Exercise description -> Extract each line where the string "like" shows up.

Input for this task ->
━━━━━━━━━━
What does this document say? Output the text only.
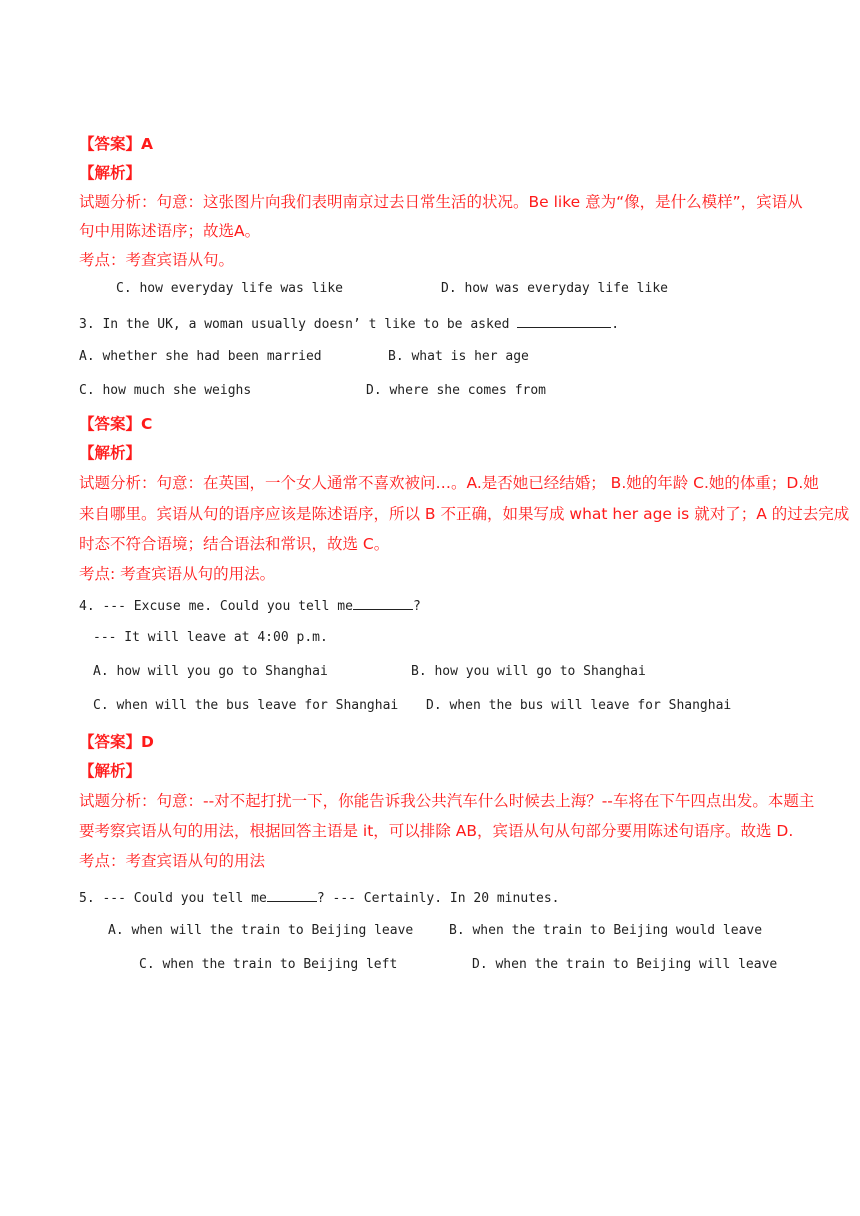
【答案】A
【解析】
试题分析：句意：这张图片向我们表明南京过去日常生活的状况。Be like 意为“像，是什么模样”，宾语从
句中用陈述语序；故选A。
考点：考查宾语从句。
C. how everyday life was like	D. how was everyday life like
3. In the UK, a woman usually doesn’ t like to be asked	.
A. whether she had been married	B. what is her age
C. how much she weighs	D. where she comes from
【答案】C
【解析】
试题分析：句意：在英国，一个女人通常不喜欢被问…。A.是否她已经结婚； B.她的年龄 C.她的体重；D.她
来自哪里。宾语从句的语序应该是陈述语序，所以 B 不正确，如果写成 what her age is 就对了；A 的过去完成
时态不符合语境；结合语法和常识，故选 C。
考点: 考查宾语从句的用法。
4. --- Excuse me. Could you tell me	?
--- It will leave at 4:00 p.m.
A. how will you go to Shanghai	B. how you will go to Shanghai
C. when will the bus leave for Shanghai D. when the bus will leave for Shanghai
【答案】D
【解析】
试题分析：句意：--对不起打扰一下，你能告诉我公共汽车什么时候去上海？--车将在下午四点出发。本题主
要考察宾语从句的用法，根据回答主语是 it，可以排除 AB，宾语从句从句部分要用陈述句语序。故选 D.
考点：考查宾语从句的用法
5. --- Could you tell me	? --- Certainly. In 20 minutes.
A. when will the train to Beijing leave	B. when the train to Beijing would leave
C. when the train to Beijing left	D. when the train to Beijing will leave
━━━━━━━━━━
Exercise result ->
试题分析：句意：这张图片向我们表明南京过去日常生活的状况。Be like 意为“像，是什么模样”，宾语从
C. how everyday life was like	D. how was everyday life like
3. In the UK, a woman usually doesn’ t like to be asked	.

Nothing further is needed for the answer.